> [The task] Extract every entry word for word. Skip the pictures.

####################

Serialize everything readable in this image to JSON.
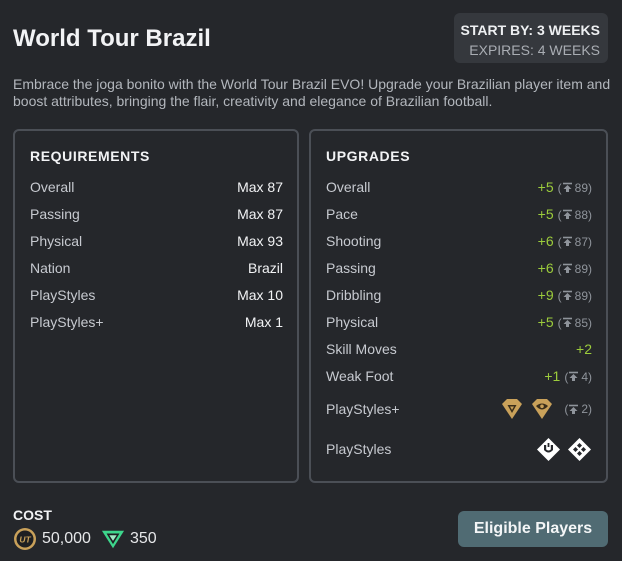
{
  "header": {
    "title": "World Tour Brazil",
    "start_by": "START BY: 3 WEEKS",
    "expires": "EXPIRES: 4 WEEKS"
  },
  "description": "Embrace the joga bonito with the World Tour Brazil EVO! Upgrade your Brazilian player item and boost attributes, bringing the flair, creativity and elegance of Brazilian football.",
  "requirements": {
    "title": "REQUIREMENTS",
    "rows": [
      {
        "label": "Overall",
        "value": "Max 87"
      },
      {
        "label": "Passing",
        "value": "Max 87"
      },
      {
        "label": "Physical",
        "value": "Max 93"
      },
      {
        "label": "Nation",
        "value": "Brazil"
      },
      {
        "label": "PlayStyles",
        "value": "Max 10"
      },
      {
        "label": "PlayStyles+",
        "value": "Max 1"
      }
    ]
  },
  "upgrades": {
    "title": "UPGRADES",
    "rows": [
      {
        "label": "Overall",
        "value": "+5",
        "cap": "89"
      },
      {
        "label": "Pace",
        "value": "+5",
        "cap": "88"
      },
      {
        "label": "Shooting",
        "value": "+6",
        "cap": "87"
      },
      {
        "label": "Passing",
        "value": "+6",
        "cap": "89"
      },
      {
        "label": "Dribbling",
        "value": "+9",
        "cap": "89"
      },
      {
        "label": "Physical",
        "value": "+5",
        "cap": "85"
      },
      {
        "label": "Skill Moves",
        "value": "+2"
      },
      {
        "label": "Weak Foot",
        "value": "+1",
        "cap": "4"
      }
    ],
    "playstyles_plus": {
      "label": "PlayStyles+",
      "cap": "2"
    },
    "playstyles": {
      "label": "PlayStyles"
    }
  },
  "cost": {
    "label": "COST",
    "coins": "50,000",
    "points": "350"
  },
  "eligible_button": "Eligible Players",
  "colors": {
    "background": "#25272b",
    "accent_green": "#9ccc3c",
    "gold": "#c9a15a",
    "button": "#506b73"
  }
}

####################

> [Written answer]
Serialize everything readable in this image to JSON.
{
  "header": {
    "title": "World Tour Brazil",
    "start_by": "START BY: 3 WEEKS",
    "expires": "EXPIRES: 4 WEEKS"
  },
  "description": "Embrace the joga bonito with the World Tour Brazil EVO! Upgrade your Brazilian player item and boost attributes, bringing the flair, creativity and elegance of Brazilian football.",
  "requirements": {
    "title": "REQUIREMENTS",
    "rows": [
      {
        "label": "Overall",
        "value": "Max 87"
      },
      {
        "label": "Passing",
        "value": "Max 87"
      },
      {
        "label": "Physical",
        "value": "Max 93"
      },
      {
        "label": "Nation",
        "value": "Brazil"
      },
      {
        "label": "PlayStyles",
        "value": "Max 10"
      },
      {
        "label": "PlayStyles+",
        "value": "Max 1"
      }
    ]
  },
  "upgrades": {
    "title": "UPGRADES",
    "rows": [
      {
        "label": "Overall",
        "value": "+5",
        "cap": "89"
      },
      {
        "label": "Pace",
        "value": "+5",
        "cap": "88"
      },
      {
        "label": "Shooting",
        "value": "+6",
        "cap": "87"
      },
      {
        "label": "Passing",
        "value": "+6",
        "cap": "89"
      },
      {
        "label": "Dribbling",
        "value": "+9",
        "cap": "89"
      },
      {
        "label": "Physical",
        "value": "+5",
        "cap": "85"
      },
      {
        "label": "Skill Moves",
        "value": "+2"
      },
      {
        "label": "Weak Foot",
        "value": "+1",
        "cap": "4"
      }
    ],
    "playstyles_plus": {
      "label": "PlayStyles+",
      "cap": "2"
    },
    "playstyles": {
      "label": "PlayStyles"
    }
  },
  "cost": {
    "label": "COST",
    "coins": "50,000",
    "points": "350"
  },
  "eligible_button": "Eligible Players",
  "colors": {
    "background": "#25272b",
    "accent_green": "#9ccc3c",
    "gold": "#c9a15a",
    "button": "#506b73"
  }
}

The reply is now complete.